▶ TASK DETAILS: Search the data below for the word "marker" and copy each line that holds it.

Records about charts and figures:
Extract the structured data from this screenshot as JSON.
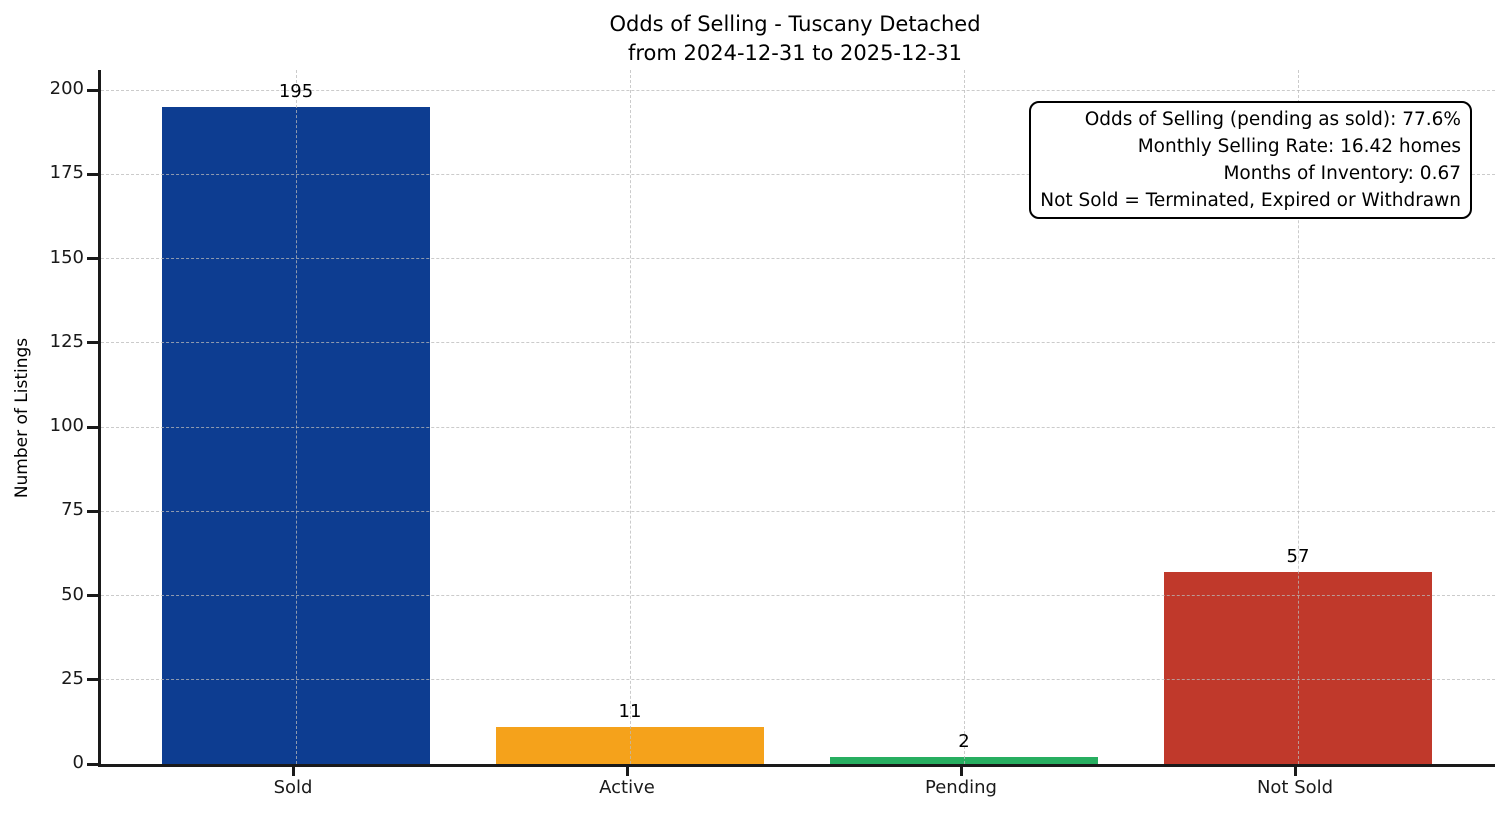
{
  "chart_data": {
    "type": "bar",
    "title_lines": [
      "Odds of Selling - Tuscany Detached",
      "from 2024-12-31 to 2025-12-31"
    ],
    "ylabel": "Number of Listings",
    "xlabel": "",
    "categories": [
      "Sold",
      "Active",
      "Pending",
      "Not Sold"
    ],
    "values": [
      195,
      11,
      2,
      57
    ],
    "bar_colors": [
      "#0d3d91",
      "#f5a21b",
      "#27ae60",
      "#c0392b"
    ],
    "ylim": [
      0,
      206
    ],
    "ytick_step": 25,
    "ytick_max": 200,
    "grid": true,
    "grid_style": "dashed",
    "legend_position": "none",
    "axis_color": "#1a1a1a",
    "annotation_lines": [
      "Odds of Selling (pending as sold): 77.6%",
      "Monthly Selling Rate: 16.42 homes",
      "Months of Inventory: 0.67",
      "Not Sold = Terminated, Expired or Withdrawn"
    ]
  }
}
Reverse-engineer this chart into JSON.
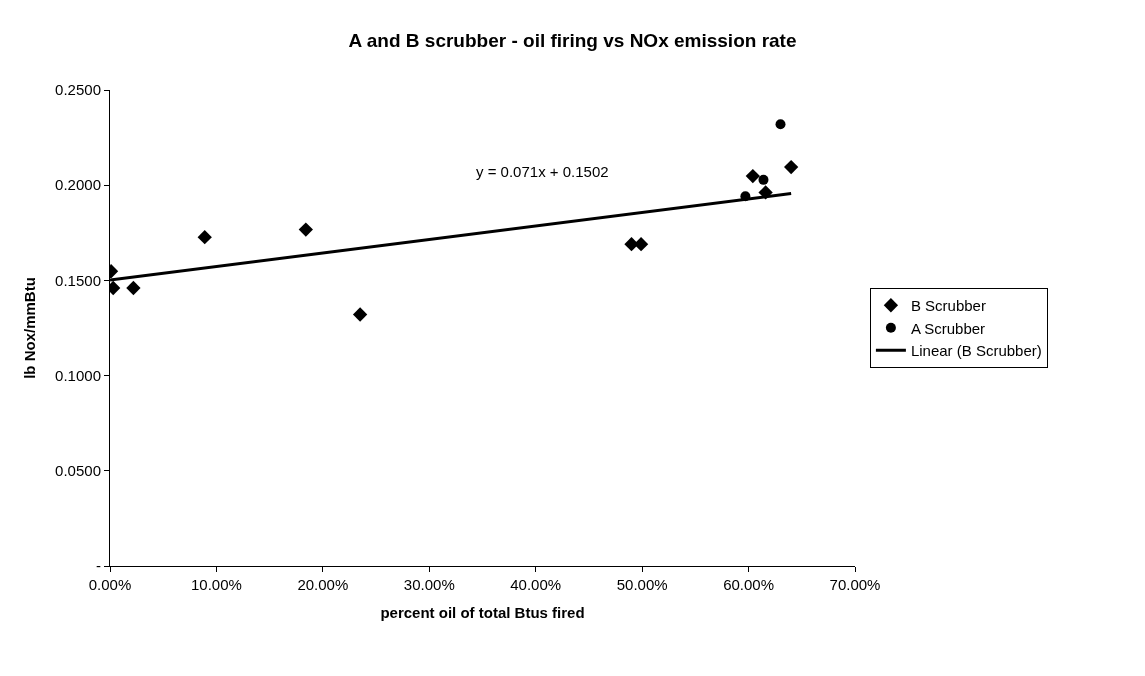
{
  "chart_data": {
    "type": "scatter",
    "title": "A and B scrubber - oil firing vs NOx emission rate",
    "xlabel": "percent oil of total Btus fired",
    "ylabel": "lb Nox/mmBtu",
    "annotations": [
      "y = 0.071x + 0.1502"
    ],
    "series": [
      {
        "name": "B Scrubber",
        "color": "#000000",
        "marker": "diamond",
        "x": [
          0.1,
          0.3,
          2.2,
          8.9,
          18.4,
          23.5,
          49.0,
          49.9,
          60.4,
          61.6,
          64.0
        ],
        "values": [
          0.1548,
          0.146,
          0.146,
          0.1727,
          0.1767,
          0.1321,
          0.169,
          0.169,
          0.2048,
          0.1962,
          0.2095
        ]
      },
      {
        "name": "A Scrubber",
        "color": "#000000",
        "marker": "circle",
        "x": [
          59.7,
          61.4,
          63.0
        ],
        "values": [
          0.1942,
          0.2028,
          0.232
        ]
      },
      {
        "name": "Linear (B Scrubber)",
        "type": "line",
        "color": "#000000",
        "marker": "none",
        "line_style": "solid",
        "x": [
          0,
          64.0
        ],
        "values": [
          0.1502,
          0.1956
        ]
      }
    ],
    "xlim": [
      0,
      70
    ],
    "ylim": [
      0,
      0.25
    ],
    "xticks": [
      {
        "value": 0,
        "label": "0.00%"
      },
      {
        "value": 10,
        "label": "10.00%"
      },
      {
        "value": 20,
        "label": "20.00%"
      },
      {
        "value": 30,
        "label": "30.00%"
      },
      {
        "value": 40,
        "label": "40.00%"
      },
      {
        "value": 50,
        "label": "50.00%"
      },
      {
        "value": 60,
        "label": "60.00%"
      },
      {
        "value": 70,
        "label": "70.00%"
      }
    ],
    "yticks": [
      {
        "value": 0,
        "label": "-"
      },
      {
        "value": 0.05,
        "label": "0.0500"
      },
      {
        "value": 0.1,
        "label": "0.1000"
      },
      {
        "value": 0.15,
        "label": "0.1500"
      },
      {
        "value": 0.2,
        "label": "0.2000"
      },
      {
        "value": 0.25,
        "label": "0.2500"
      }
    ],
    "legend": "right"
  }
}
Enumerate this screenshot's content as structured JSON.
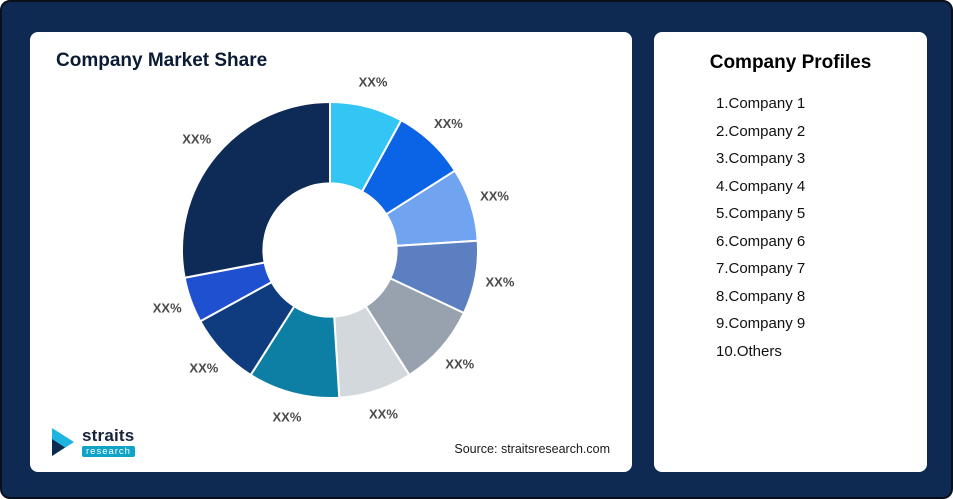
{
  "left_card": {
    "title": "Company Market Share",
    "source": "Source: straitsresearch.com",
    "logo": {
      "name": "straits",
      "sub": "research"
    }
  },
  "profiles": {
    "title": "Company Profiles",
    "items": [
      "1.Company 1",
      "2.Company 2",
      "3.Company 3",
      "4.Company 4",
      "5.Company 5",
      "6.Company 6",
      "7.Company 7",
      "8.Company 8",
      "9.Company 9",
      "10.Others"
    ]
  },
  "colors": {
    "background": "#0E2A52",
    "card": "#FFFFFF",
    "title_text": "#0B1B33",
    "slice_label": "#4A4A4A",
    "logo_accent": "#0FA3C8"
  },
  "chart_data": {
    "type": "pie",
    "donut": true,
    "title": "Company Market Share",
    "inner_radius_ratio": 0.45,
    "legend": "none",
    "start_angle_deg": 0,
    "direction": "clockwise",
    "note": "Percent values are masked in the image as XX%; numeric values below are estimated from arc angles.",
    "segments": [
      {
        "name": "Company 1",
        "label": "XX%",
        "value": 8,
        "color": "#33C5F3"
      },
      {
        "name": "Company 2",
        "label": "XX%",
        "value": 8,
        "color": "#0B63E5"
      },
      {
        "name": "Company 3",
        "label": "XX%",
        "value": 8,
        "color": "#70A4F0"
      },
      {
        "name": "Company 4",
        "label": "XX%",
        "value": 8,
        "color": "#5C7FC2"
      },
      {
        "name": "Company 5",
        "label": "XX%",
        "value": 9,
        "color": "#98A2AE"
      },
      {
        "name": "Company 6",
        "label": "XX%",
        "value": 8,
        "color": "#D3D8DD"
      },
      {
        "name": "Company 7",
        "label": "XX%",
        "value": 10,
        "color": "#0E7FA4"
      },
      {
        "name": "Company 8",
        "label": "XX%",
        "value": 8,
        "color": "#0F3C7E"
      },
      {
        "name": "Company 9",
        "label": "XX%",
        "value": 5,
        "color": "#1E50D0"
      },
      {
        "name": "Others",
        "label": "XX%",
        "value": 28,
        "color": "#0E2A56"
      }
    ]
  }
}
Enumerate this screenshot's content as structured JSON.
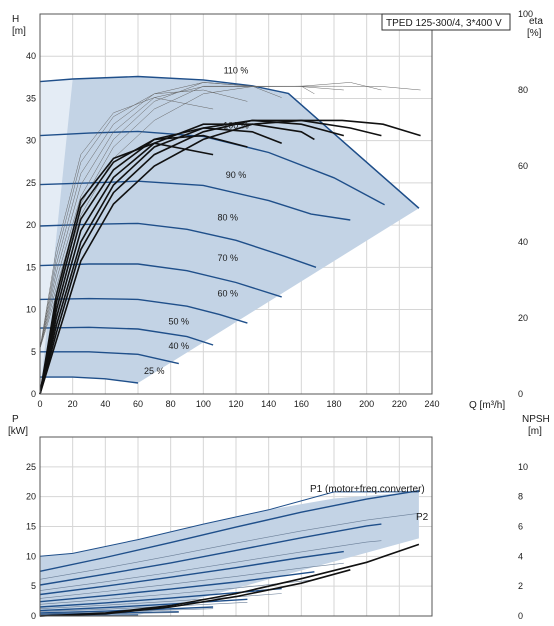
{
  "chart_data": [
    {
      "type": "line",
      "title": "TPED 125-300/4, 3*400 V",
      "ylabel": "H",
      "yunit": "[m]",
      "y2label": "eta",
      "y2unit": "[%]",
      "xlabel": "Q [m³/h]",
      "xlim": [
        0,
        240
      ],
      "ylim": [
        0,
        45
      ],
      "y2lim": [
        0,
        100
      ],
      "x_ticks": [
        0,
        20,
        40,
        60,
        80,
        100,
        120,
        140,
        160,
        180,
        200,
        220,
        240
      ],
      "y_ticks": [
        0,
        5,
        10,
        15,
        20,
        25,
        30,
        35,
        40
      ],
      "y2_ticks": [
        0,
        20,
        40,
        60,
        80,
        100
      ],
      "grid": true,
      "colors": {
        "curve": "#1f4f8a",
        "area": "#c3d3e5",
        "area_edge": "#1f4f8a",
        "efficiency": "#111111",
        "grid": "#d6d6d6"
      },
      "speed_curves": [
        {
          "label": "110 %",
          "x": [
            0,
            20,
            60,
            100,
            130,
            152,
            232
          ],
          "y": [
            37,
            37.3,
            37.6,
            37.2,
            36.5,
            35.6,
            22
          ]
        },
        {
          "label": "100 %",
          "x": [
            0,
            30,
            60,
            100,
            140,
            180,
            211
          ],
          "y": [
            30.6,
            30.9,
            31.1,
            30.5,
            28.6,
            25.6,
            22.4
          ]
        },
        {
          "label": "90 %",
          "x": [
            0,
            30,
            60,
            100,
            140,
            166,
            190
          ],
          "y": [
            24.8,
            25,
            25.2,
            24.7,
            22.9,
            21.3,
            20.6
          ]
        },
        {
          "label": "80 %",
          "x": [
            0,
            30,
            60,
            90,
            120,
            150,
            169
          ],
          "y": [
            19.9,
            20.1,
            20.2,
            19.5,
            18.2,
            16.3,
            15
          ]
        },
        {
          "label": "70 %",
          "x": [
            0,
            30,
            60,
            90,
            120,
            148
          ],
          "y": [
            15.2,
            15.4,
            15.4,
            14.6,
            13.2,
            11.5
          ]
        },
        {
          "label": "60 %",
          "x": [
            0,
            30,
            60,
            90,
            110,
            127
          ],
          "y": [
            11.2,
            11.3,
            11.2,
            10.4,
            9.4,
            8.4
          ]
        },
        {
          "label": "50 %",
          "x": [
            0,
            30,
            60,
            90,
            106
          ],
          "y": [
            7.8,
            7.9,
            7.7,
            6.8,
            5.8
          ]
        },
        {
          "label": "40 %",
          "x": [
            0,
            30,
            60,
            85
          ],
          "y": [
            5.0,
            5.0,
            4.7,
            3.6
          ]
        },
        {
          "label": "25 %",
          "x": [
            0,
            20,
            40,
            60
          ],
          "y": [
            2.0,
            2.0,
            1.8,
            1.3
          ]
        }
      ],
      "efficiency_curves": [
        {
          "x": [
            0,
            10,
            25,
            45,
            70,
            100,
            130,
            160,
            185,
            210,
            233
          ],
          "y": [
            0,
            14,
            35,
            50,
            60,
            67,
            71,
            72,
            72,
            71,
            68
          ]
        },
        {
          "x": [
            0,
            10,
            25,
            45,
            70,
            100,
            130,
            160,
            190,
            209
          ],
          "y": [
            0,
            16,
            38,
            53,
            63,
            69,
            72,
            72,
            70,
            68
          ]
        },
        {
          "x": [
            0,
            10,
            25,
            45,
            70,
            100,
            130,
            160,
            186
          ],
          "y": [
            0,
            18,
            40,
            55,
            65,
            70,
            72,
            71,
            68
          ]
        },
        {
          "x": [
            0,
            10,
            25,
            45,
            70,
            100,
            130,
            160,
            168
          ],
          "y": [
            0,
            20,
            43,
            57,
            66,
            71,
            71,
            69,
            67
          ]
        },
        {
          "x": [
            0,
            10,
            25,
            45,
            70,
            100,
            130,
            148
          ],
          "y": [
            0,
            22,
            46,
            59,
            67,
            70,
            69,
            66
          ]
        },
        {
          "x": [
            0,
            10,
            25,
            45,
            70,
            100,
            127
          ],
          "y": [
            0,
            24,
            49,
            61,
            67,
            68,
            65
          ]
        },
        {
          "x": [
            0,
            10,
            25,
            45,
            70,
            106
          ],
          "y": [
            0,
            26,
            51,
            62,
            66,
            63
          ]
        }
      ]
    },
    {
      "type": "line",
      "ylabel": "P",
      "yunit": "[kW]",
      "y2label": "NPSH",
      "y2unit": "[m]",
      "xlim": [
        0,
        240
      ],
      "ylim": [
        0,
        30
      ],
      "y2lim": [
        0,
        12
      ],
      "y_ticks": [
        0,
        5,
        10,
        15,
        20,
        25
      ],
      "y2_ticks": [
        0,
        2,
        4,
        6,
        8,
        10
      ],
      "grid": true,
      "labels": {
        "p1": "P1 (motor+freq.converter)",
        "p2": "P2"
      },
      "colors": {
        "curve": "#1f4f8a",
        "area": "#c3d3e5",
        "thin": "#6b7f98",
        "npsh": "#111111",
        "grid": "#d6d6d6"
      },
      "power_curves": [
        {
          "x": [
            0,
            40,
            80,
            120,
            160,
            200,
            232
          ],
          "y": [
            7.5,
            9.8,
            12.3,
            14.9,
            17.4,
            19.6,
            21.0
          ]
        },
        {
          "x": [
            0,
            40,
            80,
            120,
            160,
            200,
            209
          ],
          "y": [
            5.2,
            7.0,
            8.9,
            11.0,
            13.1,
            15.1,
            15.4
          ]
        },
        {
          "x": [
            0,
            40,
            80,
            120,
            160,
            186
          ],
          "y": [
            3.6,
            5.0,
            6.5,
            8.1,
            9.8,
            10.8
          ]
        },
        {
          "x": [
            0,
            40,
            80,
            120,
            168
          ],
          "y": [
            2.4,
            3.4,
            4.5,
            5.7,
            7.4
          ]
        },
        {
          "x": [
            0,
            40,
            80,
            120,
            148
          ],
          "y": [
            1.5,
            2.2,
            3.0,
            3.9,
            4.6
          ]
        },
        {
          "x": [
            0,
            40,
            80,
            127
          ],
          "y": [
            0.9,
            1.4,
            2.0,
            2.8
          ]
        },
        {
          "x": [
            0,
            40,
            80,
            106
          ],
          "y": [
            0.5,
            0.8,
            1.2,
            1.5
          ]
        },
        {
          "x": [
            0,
            40,
            85
          ],
          "y": [
            0.25,
            0.45,
            0.7
          ]
        },
        {
          "x": [
            0,
            30,
            60
          ],
          "y": [
            0.05,
            0.1,
            0.15
          ]
        }
      ],
      "p1_envelope": {
        "x": [
          0,
          20,
          60,
          100,
          140,
          180,
          230,
          232
        ],
        "y": [
          10,
          10.5,
          12.8,
          15.4,
          17.8,
          19.7,
          20.8,
          21
        ]
      },
      "npsh_curves": [
        {
          "x": [
            0,
            40,
            80,
            120,
            160,
            200,
            232
          ],
          "y": [
            0,
            0.2,
            0.7,
            1.5,
            2.5,
            3.6,
            4.8
          ]
        },
        {
          "x": [
            0,
            40,
            80,
            120,
            160,
            190
          ],
          "y": [
            0,
            0.15,
            0.6,
            1.3,
            2.2,
            3.1
          ]
        }
      ]
    }
  ]
}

▶ SOLUTION FOR THIS TASK:
        "marker": "diamond",
        "marker": "circle",
        "marker": "none",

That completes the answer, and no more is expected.